**COMPLETA QUANTO SEGUE**:
1) Chi è il relatore indicato nel parere del Consiglio di Stato?
2) Trascrivi dal parere del Consiglio di Stato il tratto che comincia con le parole contenenti "Il quesito è" e si chiude con "della questione sottoposta.".
3) Riprendi il parere del Consiglio di Stato dal punto in cui si interrompe.

**TESTO DA LEGGERE**:

***

Messaggio da panorama »

17/03/2014 201205943 Definitivo 2 Adunanza di Sezione 22/01/2014

Numero 00897/2014 e data 17/03/2014



REPUBBLICA ITALIANA

Consiglio di Stato

Sezione Seconda

Adunanza di Sezione del 22 gennaio 2014


NUMERO AFFARE 05943/2012

OGGETTO:

Ministero dell'economia e delle finanze, Ufficio del coordinamento legislativo-finanze.


Guardia di finanza. Quesito relativo alle modifiche introdotte dalla legge 4 novembre 2010, n. 183, artt. 23 e 24, in ordine al regime agevolativo previsto dalla legge n. 104 del 1992.



LA SEZIONE

Vista la relazione n. 0206050/11 dell'11/07/11, con la quale il Ministero dell'economia e delle finanze, Comando Generale Guardia di Finanza, I Reparto, ha chiesto il parere del Consiglio di Stato sull’affare consultivo in oggetto;

Vista la nota del Dirigente della Sezione prot. n. 0015231 in data 13/09/2012;

Esaminati gli atti e udito il relatore Consigliere Gerardo Mastrandrea;



Premesso e considerato:

Il quesito è relativo alla portata delle modifiche introdotte dalla legge 4 novembre 2010, n. 183, in materia di permessi per l’assistenza a portatori di handicap in situazioni di gravità ed alla loro applicabilità al personale delle Forze Armate, nella specie Corpo della Guardia di Finanza.

Come segnalato dalla Segreteria della Sezione al Ministero richiedente, la Sezione stessa è stata chiamata a fornire parere su analogo quesito proposto dal Ministero della difesa (affare 1082/2012), al quale occorre necessariamente fare riferimento, nel complessivo evolversi del parere, non essendo diversi i termini della questione sottoposta.

In effetti, anche lo Stato Maggiore della Difesa chiedeva al Consiglio di Stato lumi circa l’applicabilità al personale appartenente alle Forze armate della nuova disciplina, prevista dall’articolo 24 della legge 04/11/2010, n. 183 (cd. “collegato lavoro”), che, modificando l’articolo 33 della legge n. 104/1992, in materia di permessi per l’assistenza a portatori di handicap in situazione di gravità, ha eliminato l’esplicito richiamo ai requisiti della “continuità” e dell’“esclusività” dell’assistenza quali presupposti necessari ai fini della fruizione di tali permessi da parte dei beneficiari.

***

[Un blocco di dati]
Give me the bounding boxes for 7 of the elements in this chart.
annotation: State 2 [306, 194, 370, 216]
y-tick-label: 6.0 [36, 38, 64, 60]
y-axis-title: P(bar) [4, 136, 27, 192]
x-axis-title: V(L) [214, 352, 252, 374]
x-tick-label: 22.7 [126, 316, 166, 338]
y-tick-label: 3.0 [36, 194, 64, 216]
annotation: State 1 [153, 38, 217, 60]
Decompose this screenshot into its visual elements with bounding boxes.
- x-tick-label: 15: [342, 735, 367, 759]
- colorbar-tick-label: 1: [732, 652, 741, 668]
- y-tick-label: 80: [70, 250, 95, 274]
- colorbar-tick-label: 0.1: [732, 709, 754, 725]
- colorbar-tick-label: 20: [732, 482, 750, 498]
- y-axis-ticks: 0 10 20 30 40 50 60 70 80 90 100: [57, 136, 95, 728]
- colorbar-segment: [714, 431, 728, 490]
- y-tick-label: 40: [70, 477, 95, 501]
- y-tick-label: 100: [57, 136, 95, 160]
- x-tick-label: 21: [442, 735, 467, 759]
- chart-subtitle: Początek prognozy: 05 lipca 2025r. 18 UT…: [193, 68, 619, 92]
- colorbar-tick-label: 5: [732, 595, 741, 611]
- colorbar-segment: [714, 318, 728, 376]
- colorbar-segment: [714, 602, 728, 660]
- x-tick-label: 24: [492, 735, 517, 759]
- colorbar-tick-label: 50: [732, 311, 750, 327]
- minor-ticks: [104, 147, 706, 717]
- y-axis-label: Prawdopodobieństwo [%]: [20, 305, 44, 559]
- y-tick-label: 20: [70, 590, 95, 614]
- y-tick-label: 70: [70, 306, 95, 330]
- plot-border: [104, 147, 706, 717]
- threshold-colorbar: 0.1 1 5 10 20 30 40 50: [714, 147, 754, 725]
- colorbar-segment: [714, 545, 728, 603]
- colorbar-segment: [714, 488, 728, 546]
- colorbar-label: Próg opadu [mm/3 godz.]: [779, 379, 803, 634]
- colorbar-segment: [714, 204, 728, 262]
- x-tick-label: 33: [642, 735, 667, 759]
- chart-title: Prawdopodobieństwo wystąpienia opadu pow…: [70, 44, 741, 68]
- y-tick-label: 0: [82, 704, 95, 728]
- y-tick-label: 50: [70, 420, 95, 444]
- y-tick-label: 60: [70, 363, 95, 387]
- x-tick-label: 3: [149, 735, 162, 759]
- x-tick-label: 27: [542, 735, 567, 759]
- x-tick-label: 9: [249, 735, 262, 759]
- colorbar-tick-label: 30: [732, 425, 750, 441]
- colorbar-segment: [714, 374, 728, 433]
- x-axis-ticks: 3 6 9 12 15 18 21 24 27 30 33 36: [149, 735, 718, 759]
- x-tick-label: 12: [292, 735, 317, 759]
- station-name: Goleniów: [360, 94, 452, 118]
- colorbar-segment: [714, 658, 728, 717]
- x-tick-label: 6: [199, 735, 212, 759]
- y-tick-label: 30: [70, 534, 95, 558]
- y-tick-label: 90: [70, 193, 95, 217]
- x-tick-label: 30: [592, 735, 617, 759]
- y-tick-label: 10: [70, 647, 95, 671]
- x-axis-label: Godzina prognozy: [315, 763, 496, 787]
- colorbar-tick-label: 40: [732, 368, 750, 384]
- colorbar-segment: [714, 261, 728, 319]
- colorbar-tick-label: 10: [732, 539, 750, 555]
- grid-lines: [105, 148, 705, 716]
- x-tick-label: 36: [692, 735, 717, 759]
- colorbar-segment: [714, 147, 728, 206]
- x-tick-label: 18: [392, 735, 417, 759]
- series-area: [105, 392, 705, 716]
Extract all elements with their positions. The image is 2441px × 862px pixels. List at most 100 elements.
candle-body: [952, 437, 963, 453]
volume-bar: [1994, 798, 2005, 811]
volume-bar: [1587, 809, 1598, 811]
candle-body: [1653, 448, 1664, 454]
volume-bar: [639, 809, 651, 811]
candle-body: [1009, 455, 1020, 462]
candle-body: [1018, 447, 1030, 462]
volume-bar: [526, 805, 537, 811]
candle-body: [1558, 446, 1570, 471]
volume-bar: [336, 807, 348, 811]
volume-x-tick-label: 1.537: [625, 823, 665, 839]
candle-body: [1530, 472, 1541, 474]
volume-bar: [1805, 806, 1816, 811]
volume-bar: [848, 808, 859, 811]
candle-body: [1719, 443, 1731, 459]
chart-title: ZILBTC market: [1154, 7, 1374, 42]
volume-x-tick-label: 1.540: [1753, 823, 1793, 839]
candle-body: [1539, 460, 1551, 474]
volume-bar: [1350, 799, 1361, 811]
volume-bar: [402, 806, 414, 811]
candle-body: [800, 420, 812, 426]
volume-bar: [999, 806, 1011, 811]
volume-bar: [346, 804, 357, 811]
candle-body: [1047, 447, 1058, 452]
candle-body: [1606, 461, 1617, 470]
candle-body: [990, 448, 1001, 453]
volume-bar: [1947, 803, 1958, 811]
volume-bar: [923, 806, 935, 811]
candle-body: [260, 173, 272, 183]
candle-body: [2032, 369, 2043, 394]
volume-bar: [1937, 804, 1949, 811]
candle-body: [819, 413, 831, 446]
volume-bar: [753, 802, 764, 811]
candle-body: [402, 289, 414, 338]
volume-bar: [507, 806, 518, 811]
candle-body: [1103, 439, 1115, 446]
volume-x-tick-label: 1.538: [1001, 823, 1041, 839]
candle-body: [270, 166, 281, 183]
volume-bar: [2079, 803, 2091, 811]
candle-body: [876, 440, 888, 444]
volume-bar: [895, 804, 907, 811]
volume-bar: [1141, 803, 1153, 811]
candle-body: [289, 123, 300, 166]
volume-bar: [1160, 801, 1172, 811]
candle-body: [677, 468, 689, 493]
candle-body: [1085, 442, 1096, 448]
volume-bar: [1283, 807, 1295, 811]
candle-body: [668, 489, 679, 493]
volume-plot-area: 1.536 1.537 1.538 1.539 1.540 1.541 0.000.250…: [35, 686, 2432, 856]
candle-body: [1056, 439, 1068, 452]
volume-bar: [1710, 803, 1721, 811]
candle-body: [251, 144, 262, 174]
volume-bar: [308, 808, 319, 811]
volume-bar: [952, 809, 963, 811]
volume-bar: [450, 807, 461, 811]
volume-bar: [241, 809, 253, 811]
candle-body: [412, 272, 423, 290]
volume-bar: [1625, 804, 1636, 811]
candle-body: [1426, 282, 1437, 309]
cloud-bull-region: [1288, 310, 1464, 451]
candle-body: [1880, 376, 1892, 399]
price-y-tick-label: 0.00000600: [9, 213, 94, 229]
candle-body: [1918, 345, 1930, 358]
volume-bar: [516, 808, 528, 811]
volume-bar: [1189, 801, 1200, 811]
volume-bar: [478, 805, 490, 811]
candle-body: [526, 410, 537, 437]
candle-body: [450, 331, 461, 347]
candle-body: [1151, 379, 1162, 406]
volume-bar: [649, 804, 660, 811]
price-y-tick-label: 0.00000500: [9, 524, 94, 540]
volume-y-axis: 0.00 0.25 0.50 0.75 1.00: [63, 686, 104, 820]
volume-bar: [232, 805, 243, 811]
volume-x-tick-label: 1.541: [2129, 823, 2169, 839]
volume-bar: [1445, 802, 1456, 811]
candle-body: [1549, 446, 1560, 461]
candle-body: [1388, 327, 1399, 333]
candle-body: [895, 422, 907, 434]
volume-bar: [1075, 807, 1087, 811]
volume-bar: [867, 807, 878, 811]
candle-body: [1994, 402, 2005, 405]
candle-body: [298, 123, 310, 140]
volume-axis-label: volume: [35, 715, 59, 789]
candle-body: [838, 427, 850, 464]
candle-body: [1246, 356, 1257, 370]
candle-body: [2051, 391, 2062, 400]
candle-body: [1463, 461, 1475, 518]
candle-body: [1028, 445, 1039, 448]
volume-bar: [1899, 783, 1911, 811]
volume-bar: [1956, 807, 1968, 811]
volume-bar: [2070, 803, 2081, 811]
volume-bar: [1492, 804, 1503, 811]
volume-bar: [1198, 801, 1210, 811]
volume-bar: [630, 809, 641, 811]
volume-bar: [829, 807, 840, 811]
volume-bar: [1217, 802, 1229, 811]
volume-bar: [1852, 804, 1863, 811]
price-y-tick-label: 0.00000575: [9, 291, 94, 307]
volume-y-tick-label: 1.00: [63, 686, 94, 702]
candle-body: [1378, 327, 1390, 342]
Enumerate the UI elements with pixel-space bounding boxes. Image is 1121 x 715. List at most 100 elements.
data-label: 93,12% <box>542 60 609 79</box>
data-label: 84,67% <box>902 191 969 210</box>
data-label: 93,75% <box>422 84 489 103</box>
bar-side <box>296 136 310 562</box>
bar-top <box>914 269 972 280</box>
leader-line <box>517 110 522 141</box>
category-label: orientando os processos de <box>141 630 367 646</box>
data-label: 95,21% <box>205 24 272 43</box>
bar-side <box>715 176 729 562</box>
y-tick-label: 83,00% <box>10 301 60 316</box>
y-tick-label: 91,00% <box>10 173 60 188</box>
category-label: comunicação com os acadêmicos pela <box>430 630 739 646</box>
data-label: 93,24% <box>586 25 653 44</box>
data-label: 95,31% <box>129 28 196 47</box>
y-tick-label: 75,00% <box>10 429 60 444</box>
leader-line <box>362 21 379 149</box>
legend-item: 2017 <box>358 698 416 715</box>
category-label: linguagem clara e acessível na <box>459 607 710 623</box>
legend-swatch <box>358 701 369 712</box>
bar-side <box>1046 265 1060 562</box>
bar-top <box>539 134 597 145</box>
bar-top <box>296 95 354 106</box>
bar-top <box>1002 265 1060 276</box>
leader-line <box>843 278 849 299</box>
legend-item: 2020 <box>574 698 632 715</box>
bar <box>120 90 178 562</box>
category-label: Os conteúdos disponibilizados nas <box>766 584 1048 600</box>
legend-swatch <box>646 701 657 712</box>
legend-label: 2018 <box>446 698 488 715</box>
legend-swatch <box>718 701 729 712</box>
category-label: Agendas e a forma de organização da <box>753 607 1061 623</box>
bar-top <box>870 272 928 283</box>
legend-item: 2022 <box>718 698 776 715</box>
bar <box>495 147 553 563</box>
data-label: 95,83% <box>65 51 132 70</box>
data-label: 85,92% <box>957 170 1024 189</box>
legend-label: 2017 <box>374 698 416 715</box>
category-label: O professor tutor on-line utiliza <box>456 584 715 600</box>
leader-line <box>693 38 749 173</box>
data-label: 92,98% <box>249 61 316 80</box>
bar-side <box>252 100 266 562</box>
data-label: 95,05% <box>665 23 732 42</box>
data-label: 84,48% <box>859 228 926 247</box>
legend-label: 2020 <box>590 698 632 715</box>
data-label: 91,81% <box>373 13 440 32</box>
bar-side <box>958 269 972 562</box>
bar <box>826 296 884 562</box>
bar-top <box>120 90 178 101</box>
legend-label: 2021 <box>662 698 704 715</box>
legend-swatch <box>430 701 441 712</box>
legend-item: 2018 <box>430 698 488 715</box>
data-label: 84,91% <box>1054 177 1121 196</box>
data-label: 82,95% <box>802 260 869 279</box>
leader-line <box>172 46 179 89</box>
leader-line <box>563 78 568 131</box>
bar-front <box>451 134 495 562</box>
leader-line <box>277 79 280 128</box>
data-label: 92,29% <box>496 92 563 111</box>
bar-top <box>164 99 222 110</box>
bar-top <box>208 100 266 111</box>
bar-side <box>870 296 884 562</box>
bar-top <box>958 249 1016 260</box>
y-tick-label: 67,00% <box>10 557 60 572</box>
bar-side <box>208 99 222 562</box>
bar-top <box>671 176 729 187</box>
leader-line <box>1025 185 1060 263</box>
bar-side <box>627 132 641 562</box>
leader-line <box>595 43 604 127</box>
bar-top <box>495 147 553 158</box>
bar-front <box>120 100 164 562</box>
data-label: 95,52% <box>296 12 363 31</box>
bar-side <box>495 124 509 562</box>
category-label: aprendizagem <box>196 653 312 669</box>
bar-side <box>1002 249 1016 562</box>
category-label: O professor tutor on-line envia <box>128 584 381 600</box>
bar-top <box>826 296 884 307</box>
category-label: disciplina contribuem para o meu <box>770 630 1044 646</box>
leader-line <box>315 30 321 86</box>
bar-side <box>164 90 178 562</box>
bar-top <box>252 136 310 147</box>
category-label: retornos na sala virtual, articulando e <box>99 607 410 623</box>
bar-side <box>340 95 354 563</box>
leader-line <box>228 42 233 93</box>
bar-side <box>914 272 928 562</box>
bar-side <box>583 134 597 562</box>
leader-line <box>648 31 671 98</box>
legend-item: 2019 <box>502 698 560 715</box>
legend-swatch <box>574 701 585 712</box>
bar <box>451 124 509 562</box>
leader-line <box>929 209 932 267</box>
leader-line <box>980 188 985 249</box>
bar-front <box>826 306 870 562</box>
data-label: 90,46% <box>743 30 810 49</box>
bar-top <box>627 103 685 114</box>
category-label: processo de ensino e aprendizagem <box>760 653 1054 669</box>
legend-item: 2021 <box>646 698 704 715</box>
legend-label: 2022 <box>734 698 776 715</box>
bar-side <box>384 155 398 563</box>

***

**RISULTATI PER COMPITO**:
1) Il Consigliere Gerardo Mastrandrea.

2)
Il quesito è relativo alla portata delle modifiche introdotte dalla legge 4 novembre 2010, n. 183, in materia di permessi per l’assistenza a portatori di handicap in situazioni di gravità ed alla loro applicabilità al personale delle Forze Armate, nella specie Corpo della Guardia di Finanza.

Come segnalato dalla Segreteria della Sezione al Ministero richiedente, la Sezione stessa è stata chiamata a fornire parere su analogo quesito proposto dal Ministero della difesa (affare 1082/2012), al quale occorre necessariamente fare riferimento, nel complessivo evolversi del parere, non essendo diversi i termini della questione sottoposta.

3)
In particolare, veniva richiesto se, alla luce della sentenza n. 2707/2011 emessa dalla IV Sezione di questo Consiglio, nelle more dell’emanazione dei provvedimenti legislativi che, ai sensi dell’articolo 19 della predetta legge n. 183/2010, dovranno dare attuazione alla c.d. “specificità” delle Forze armate, delle Forze di polizia e del Corpo nazionale dei vigili del fuoco, potesse trovare applicazione il quadro normativo “ante” novella 2010, con la conseguente necessità della sussistenza - e delle connesse verifiche da parte dell’Amministrazione - dei requisiti della “continuità” e della “esclusività”, nonché del “terzo grado di parentela/affinità con il disabile da assistere”, ai fini della fruizione dei permessi in argomento da parte dei dipendenti che richiedano di avvalersi dei benefici previsti dal citato articolo 33 della legge n. 104/1992.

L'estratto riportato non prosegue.